> [Your objective] Report each line of the data that includes the word "лицу".

> [Records for the task]
────────────────

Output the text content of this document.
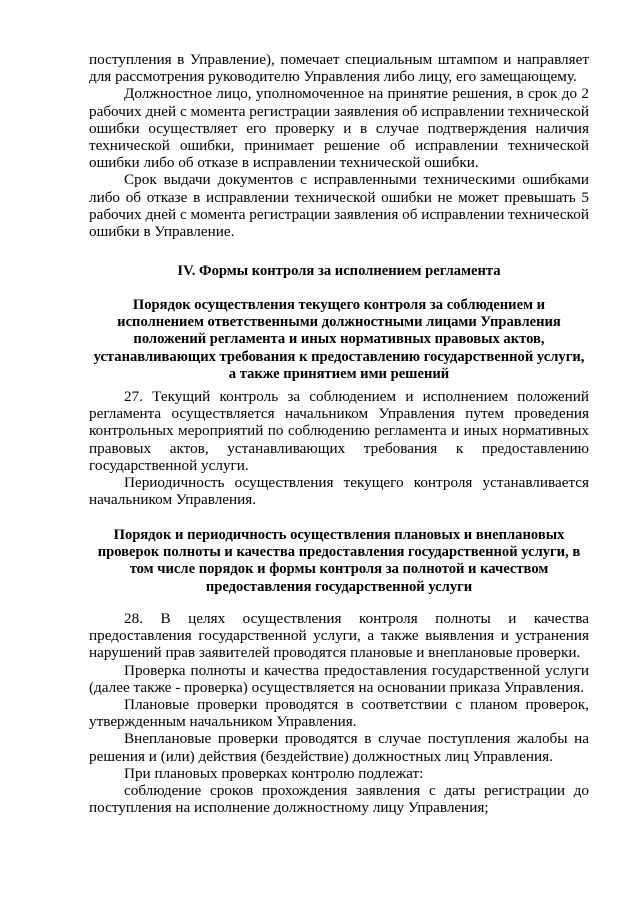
поступления в Управление), помечает специальным штампом и направляет для рассмотрения руководителю Управления либо лицу, его замещающему.

Должностное лицо, уполномоченное на принятие решения, в срок до 2 рабочих дней с момента регистрации заявления об исправлении технической ошибки осуществляет его проверку и в случае подтверждения наличия технической ошибки, принимает решение об исправлении технической ошибки либо об отказе в исправлении технической ошибки.

Срок выдачи документов с исправленными техническими ошибками либо об отказе в исправлении технической ошибки не может превышать 5 рабочих дней с момента регистрации заявления об исправлении технической ошибки в Управление.

IV. Формы контроля за исполнением регламента
Порядок осуществления текущего контроля за соблюдением и исполнением ответственными должностными лицами Управления положений регламента и иных нормативных правовых актов, устанавливающих требования к предоставлению государственной услуги, а также принятием ими решений

27. Текущий контроль за соблюдением и исполнением положений регламента осуществляется начальником Управления путем проведения контрольных мероприятий по соблюдению регламента и иных нормативных правовых актов, устанавливающих требования к предоставлению государственной услуги.

Периодичность осуществления текущего контроля устанавливается начальником Управления.

Порядок и периодичность осуществления плановых и внеплановых проверок полноты и качества предоставления государственной услуги, в том числе порядок и формы контроля за полнотой и качеством предоставления государственной услуги

28. В целях осуществления контроля полноты и качества предоставления государственной услуги, а также выявления и устранения нарушений прав заявителей проводятся плановые и внеплановые проверки.

Проверка полноты и качества предоставления государственной услуги (далее также - проверка) осуществляется на основании приказа Управления.

Плановые проверки проводятся в соответствии с планом проверок, утвержденным начальником Управления.

Внеплановые проверки проводятся в случае поступления жалобы на решения и (или) действия (бездействие) должностных лиц Управления.

При плановых проверках контролю подлежат:

соблюдение сроков прохождения заявления с даты регистрации до поступления на исполнение должностному лицу Управления;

────────────────

> [Output of the exercise]
поступления в Управление), помечает специальным штампом и направляет для рассмотрения руководителю Управления либо лицу, его замещающему.
соблюдение сроков прохождения заявления с даты регистрации до поступления на исполнение должностному лицу Управления;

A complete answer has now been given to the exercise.